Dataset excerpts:
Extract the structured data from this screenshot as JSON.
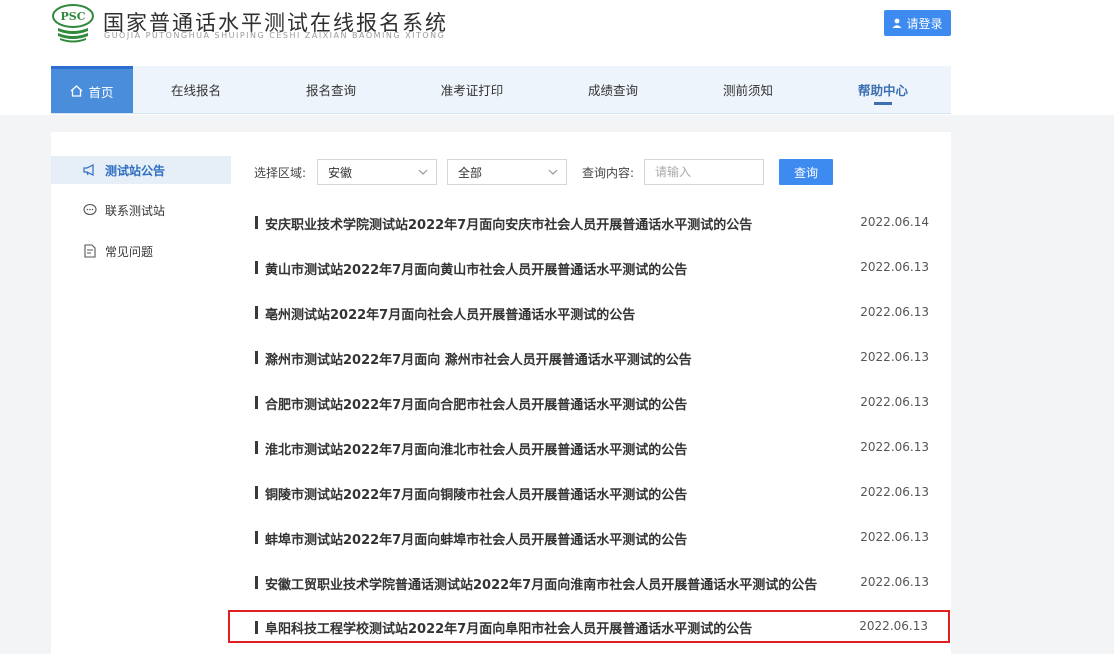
{
  "header": {
    "logo_text": "PSC",
    "title": "国家普通话水平测试在线报名系统",
    "subtitle": "GUOJIA PUTONGHUA SHUIPING CESHI ZAIXIAN BAOMING XITONG",
    "login_label": "请登录",
    "colors": {
      "accent": "#3d8bf0",
      "logo_green": "#2f8a3c"
    }
  },
  "nav": {
    "items": [
      {
        "label": "首页",
        "icon": "home-icon"
      },
      {
        "label": "在线报名"
      },
      {
        "label": "报名查询"
      },
      {
        "label": "准考证打印"
      },
      {
        "label": "成绩查询"
      },
      {
        "label": "测前须知"
      },
      {
        "label": "帮助中心"
      }
    ],
    "active": "帮助中心"
  },
  "sidebar": {
    "items": [
      {
        "label": "测试站公告",
        "icon": "megaphone-icon",
        "active": true
      },
      {
        "label": "联系测试站",
        "icon": "chat-icon"
      },
      {
        "label": "常见问题",
        "icon": "document-icon"
      }
    ]
  },
  "filter": {
    "region_label": "选择区域:",
    "province_value": "安徽",
    "city_value": "全部",
    "query_label": "查询内容:",
    "query_placeholder": "请输入",
    "query_button": "查询"
  },
  "notices": [
    {
      "title": "安庆职业技术学院测试站2022年7月面向安庆市社会人员开展普通话水平测试的公告",
      "date": "2022.06.14"
    },
    {
      "title": "黄山市测试站2022年7月面向黄山市社会人员开展普通话水平测试的公告",
      "date": "2022.06.13"
    },
    {
      "title": "亳州测试站2022年7月面向社会人员开展普通话水平测试的公告",
      "date": "2022.06.13"
    },
    {
      "title": "滁州市测试站2022年7月面向 滁州市社会人员开展普通话水平测试的公告",
      "date": "2022.06.13"
    },
    {
      "title": "合肥市测试站2022年7月面向合肥市社会人员开展普通话水平测试的公告",
      "date": "2022.06.13"
    },
    {
      "title": "淮北市测试站2022年7月面向淮北市社会人员开展普通话水平测试的公告",
      "date": "2022.06.13"
    },
    {
      "title": "铜陵市测试站2022年7月面向铜陵市社会人员开展普通话水平测试的公告",
      "date": "2022.06.13"
    },
    {
      "title": "蚌埠市测试站2022年7月面向蚌埠市社会人员开展普通话水平测试的公告",
      "date": "2022.06.13"
    },
    {
      "title": "安徽工贸职业技术学院普通话测试站2022年7月面向淮南市社会人员开展普通话水平测试的公告",
      "date": "2022.06.13"
    },
    {
      "title": "阜阳科技工程学校测试站2022年7月面向阜阳市社会人员开展普通话水平测试的公告",
      "date": "2022.06.13",
      "highlighted": true
    }
  ]
}
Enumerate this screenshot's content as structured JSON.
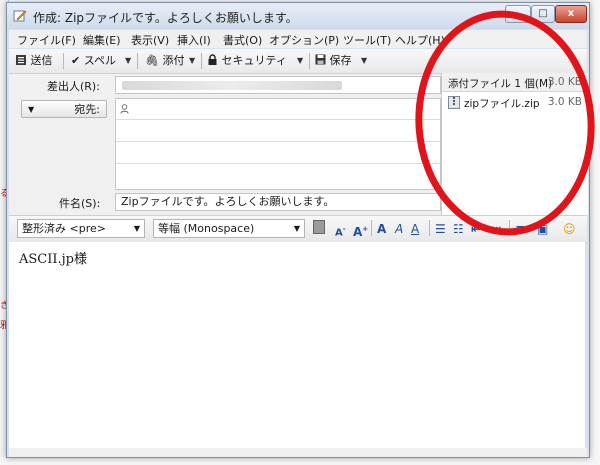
{
  "window": {
    "title": "作成: Zipファイルです。よろしくお願いします。",
    "min_label": "–",
    "max_label": "□",
    "close_label": "x"
  },
  "menu": {
    "items": [
      "ファイル(F)",
      "編集(E)",
      "表示(V)",
      "挿入(I)",
      "書式(O)",
      "オプション(P)",
      "ツール(T)",
      "ヘルプ(H)"
    ]
  },
  "toolbar": {
    "send_label": "送信",
    "spell_label": "スペル",
    "attach_label": "添付",
    "security_label": "セキュリティ",
    "save_label": "保存"
  },
  "header": {
    "from_label": "差出人(R):",
    "to_label": "宛先:",
    "subject_label": "件名(S):",
    "subject_value": "Zipファイルです。よろしくお願いします。"
  },
  "attachments": {
    "header_label": "添付ファイル 1 個(M)",
    "header_size": "3.0 KB",
    "files": [
      {
        "name": "zipファイル.zip",
        "size": "3.0 KB"
      }
    ]
  },
  "format": {
    "paragraph_style": "整形済み <pre>",
    "font": "等幅 (Monospace)"
  },
  "body": {
    "text": "ASCII.jp様"
  },
  "colors": {
    "annotation": "#e0141b",
    "titlebar": "#d6e2f0"
  }
}
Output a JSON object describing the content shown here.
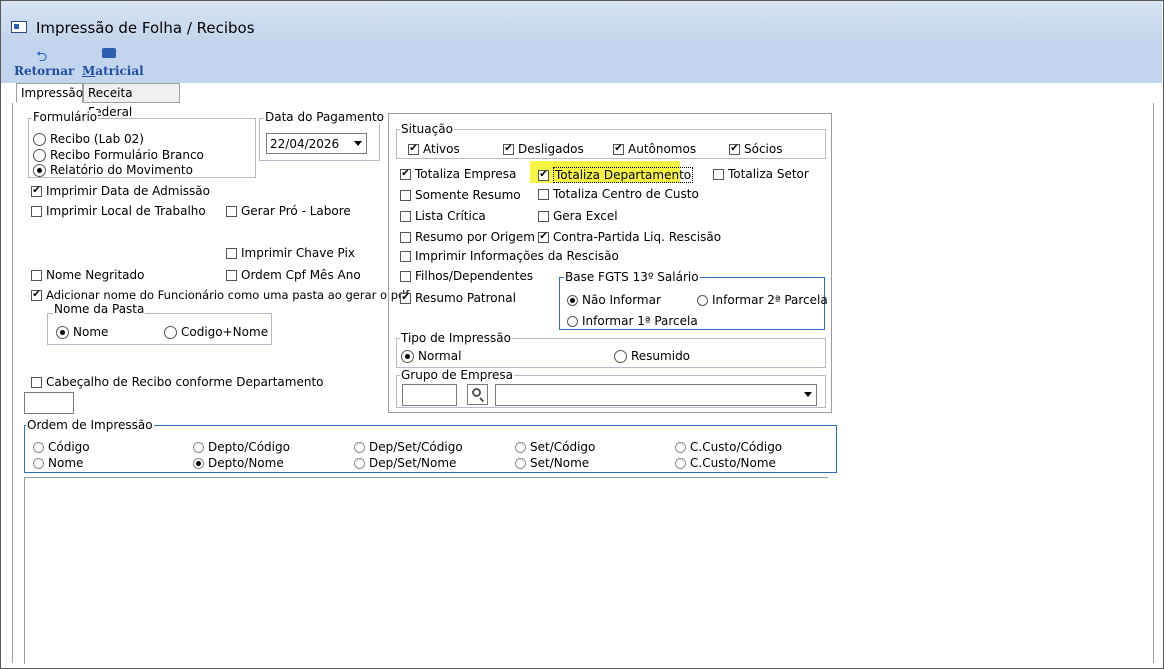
{
  "window": {
    "title": "Impressão de Folha / Recibos"
  },
  "toolbar": {
    "retornar_label": "Retornar",
    "matricial_prefix": "M",
    "matricial_rest": "atricial"
  },
  "tabs": [
    {
      "label": "Impressão"
    },
    {
      "label": "Receita Federal"
    }
  ],
  "formulario": {
    "title": "Formulário",
    "options": [
      "Recibo (Lab 02)",
      "Recibo Formulário Branco",
      "Relatório do Movimento"
    ],
    "selected": "Relatório do Movimento"
  },
  "data_pagamento": {
    "title": "Data do Pagamento",
    "value": "22/04/2026"
  },
  "left_checks": {
    "imprimir_admissao": {
      "label": "Imprimir Data de Admissão",
      "checked": true
    },
    "imprimir_local": {
      "label": "Imprimir Local de Trabalho",
      "checked": false
    },
    "gerar_pro_labore": {
      "label": "Gerar Pró - Labore",
      "checked": false
    },
    "imprimir_chave_pix": {
      "label": "Imprimir Chave Pix",
      "checked": false
    },
    "nome_negritado": {
      "label": "Nome Negritado",
      "checked": false
    },
    "ordem_cpf": {
      "label": "Ordem Cpf Mês Ano",
      "checked": false
    },
    "adicionar_nome": {
      "label": "Adicionar nome do Funcionário como uma pasta ao gerar o pdf",
      "checked": true
    },
    "cabecalho_recibo": {
      "label": "Cabeçalho de Recibo conforme Departamento",
      "checked": false
    }
  },
  "nome_pasta": {
    "title": "Nome da Pasta",
    "options": [
      "Nome",
      "Codigo+Nome"
    ],
    "selected": "Nome"
  },
  "situacao": {
    "title": "Situação",
    "items": [
      {
        "label": "Ativos",
        "checked": true
      },
      {
        "label": "Desligados",
        "checked": true
      },
      {
        "label": "Autônomos",
        "checked": true
      },
      {
        "label": "Sócios",
        "checked": true
      }
    ]
  },
  "right_checks": {
    "totaliza_empresa": {
      "label": "Totaliza Empresa",
      "checked": true
    },
    "totaliza_departamento": {
      "label": "Totaliza Departamento",
      "checked": true
    },
    "totaliza_setor": {
      "label": "Totaliza Setor",
      "checked": false
    },
    "somente_resumo": {
      "label": "Somente Resumo",
      "checked": false
    },
    "totaliza_centro_custo": {
      "label": "Totaliza Centro de Custo",
      "checked": false
    },
    "lista_critica": {
      "label": "Lista Crítica",
      "checked": false
    },
    "gera_excel": {
      "label": "Gera Excel",
      "checked": false
    },
    "resumo_origem": {
      "label": "Resumo por Origem",
      "checked": false
    },
    "contra_partida": {
      "label": "Contra-Partida Liq. Rescisão",
      "checked": true
    },
    "imprimir_info_rescisao": {
      "label": "Imprimir Informações da Rescisão",
      "checked": false
    },
    "filhos_dependentes": {
      "label": "Filhos/Dependentes",
      "checked": false
    },
    "resumo_patronal": {
      "label": "Resumo Patronal",
      "checked": true
    }
  },
  "base_fgts": {
    "title": "Base FGTS 13º Salário",
    "options": [
      "Não Informar",
      "Informar 2ª Parcela",
      "Informar 1ª Parcela"
    ],
    "selected": "Não Informar"
  },
  "tipo_impressao": {
    "title": "Tipo de Impressão",
    "options": [
      "Normal",
      "Resumido"
    ],
    "selected": "Normal"
  },
  "grupo_empresa": {
    "title": "Grupo de Empresa",
    "code_value": "",
    "select_value": ""
  },
  "ordem_impressao": {
    "title": "Ordem de Impressão",
    "row1": [
      "Código",
      "Depto/Código",
      "Dep/Set/Código",
      "Set/Código",
      "C.Custo/Código"
    ],
    "row2": [
      "Nome",
      "Depto/Nome",
      "Dep/Set/Nome",
      "Set/Nome",
      "C.Custo/Nome"
    ],
    "selected": "Depto/Nome"
  },
  "colors": {
    "titlebar": "#c3d5ec",
    "highlight": "#f5f542",
    "accent_border": "#2c6fbf",
    "toolbar_text": "#1f4fa3"
  }
}
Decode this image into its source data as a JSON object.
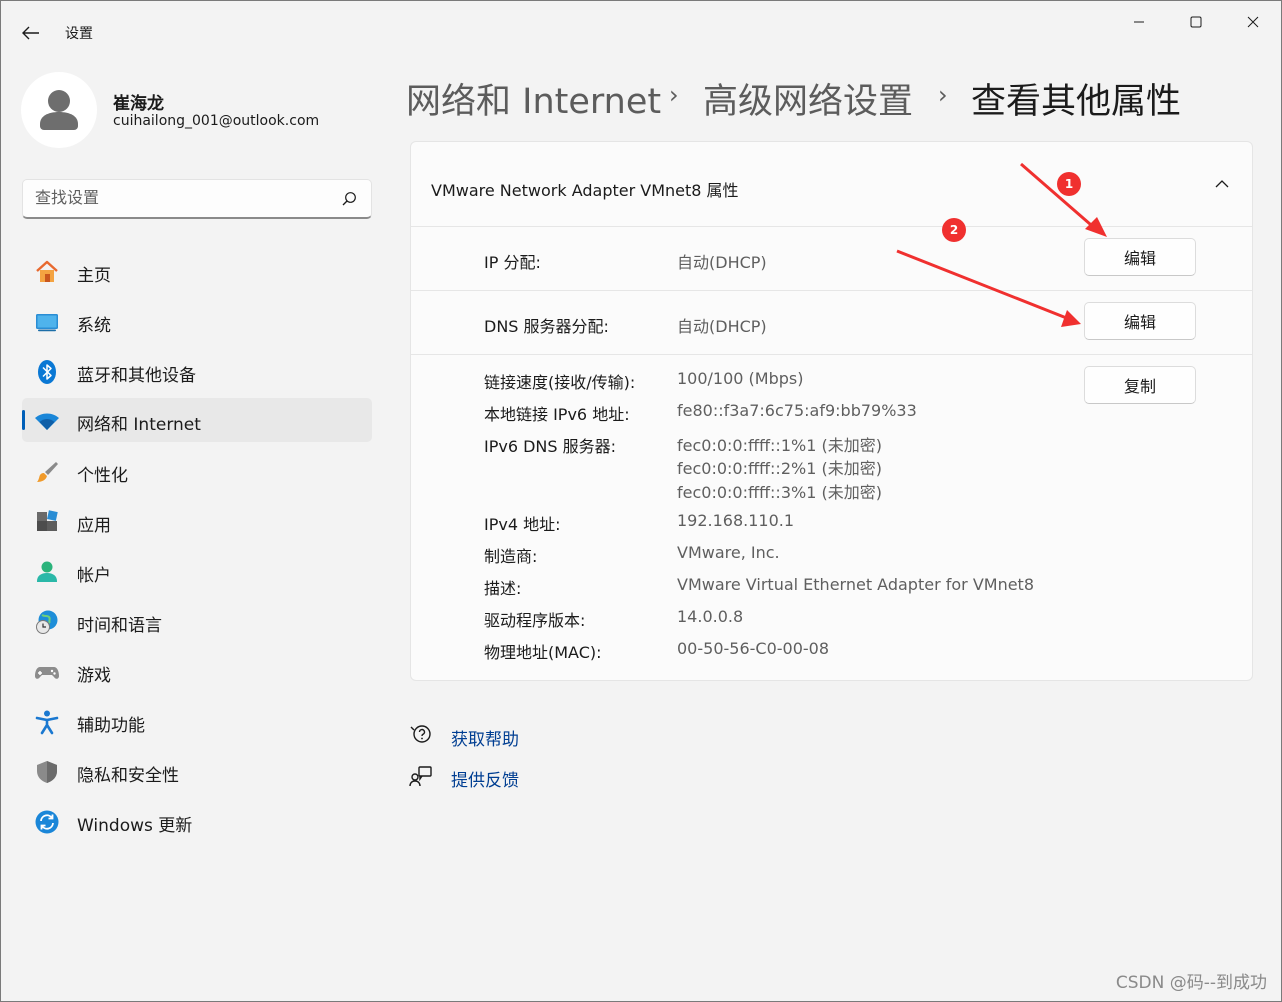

### REQUEST
Go through the material and copy out every line with "Formulário" in it.

### EXERCISE RESULT
    "title": "Formulário",
      "Recibo Formulário Branco",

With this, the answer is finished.